====== Data

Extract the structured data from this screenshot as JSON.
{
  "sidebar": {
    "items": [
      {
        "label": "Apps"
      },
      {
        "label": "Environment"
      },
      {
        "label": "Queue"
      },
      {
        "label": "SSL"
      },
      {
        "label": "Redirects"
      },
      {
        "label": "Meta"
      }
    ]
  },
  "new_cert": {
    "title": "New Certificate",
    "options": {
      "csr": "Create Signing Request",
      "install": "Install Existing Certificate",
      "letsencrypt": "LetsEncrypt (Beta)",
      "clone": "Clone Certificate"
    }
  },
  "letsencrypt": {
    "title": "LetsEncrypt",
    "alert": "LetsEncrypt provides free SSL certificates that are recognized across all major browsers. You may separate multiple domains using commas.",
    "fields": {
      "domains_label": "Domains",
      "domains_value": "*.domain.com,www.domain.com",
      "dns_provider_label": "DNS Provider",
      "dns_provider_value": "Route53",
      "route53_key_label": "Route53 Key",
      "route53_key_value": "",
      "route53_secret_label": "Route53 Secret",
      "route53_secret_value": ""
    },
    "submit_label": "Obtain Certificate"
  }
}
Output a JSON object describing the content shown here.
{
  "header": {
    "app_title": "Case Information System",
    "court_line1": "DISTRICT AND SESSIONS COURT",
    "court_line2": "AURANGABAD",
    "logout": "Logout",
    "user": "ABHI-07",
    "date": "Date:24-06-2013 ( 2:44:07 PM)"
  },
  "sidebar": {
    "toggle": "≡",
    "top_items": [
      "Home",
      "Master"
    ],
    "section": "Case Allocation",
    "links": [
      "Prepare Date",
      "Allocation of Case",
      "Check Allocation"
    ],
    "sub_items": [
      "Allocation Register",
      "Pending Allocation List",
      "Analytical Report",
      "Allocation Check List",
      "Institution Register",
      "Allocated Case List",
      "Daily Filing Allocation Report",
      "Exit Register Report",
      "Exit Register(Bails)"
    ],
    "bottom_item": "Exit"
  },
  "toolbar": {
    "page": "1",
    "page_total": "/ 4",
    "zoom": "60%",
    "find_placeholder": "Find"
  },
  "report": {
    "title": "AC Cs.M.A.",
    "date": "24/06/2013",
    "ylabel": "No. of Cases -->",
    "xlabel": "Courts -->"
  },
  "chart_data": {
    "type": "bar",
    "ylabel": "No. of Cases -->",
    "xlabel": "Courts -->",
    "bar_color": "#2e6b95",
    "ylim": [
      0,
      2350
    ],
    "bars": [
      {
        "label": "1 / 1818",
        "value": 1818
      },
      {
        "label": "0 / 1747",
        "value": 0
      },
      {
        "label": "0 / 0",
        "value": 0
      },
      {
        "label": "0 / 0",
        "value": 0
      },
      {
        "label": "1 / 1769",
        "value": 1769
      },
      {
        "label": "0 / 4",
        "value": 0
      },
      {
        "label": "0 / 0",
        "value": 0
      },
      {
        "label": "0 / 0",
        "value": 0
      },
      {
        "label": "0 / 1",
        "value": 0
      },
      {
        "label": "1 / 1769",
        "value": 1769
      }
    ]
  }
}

============

Check the data for the word "Exit" and pull out the lines that have it.

      "Exit Register Report",
      "Exit Register(Bails)"
    "bottom_item": "Exit"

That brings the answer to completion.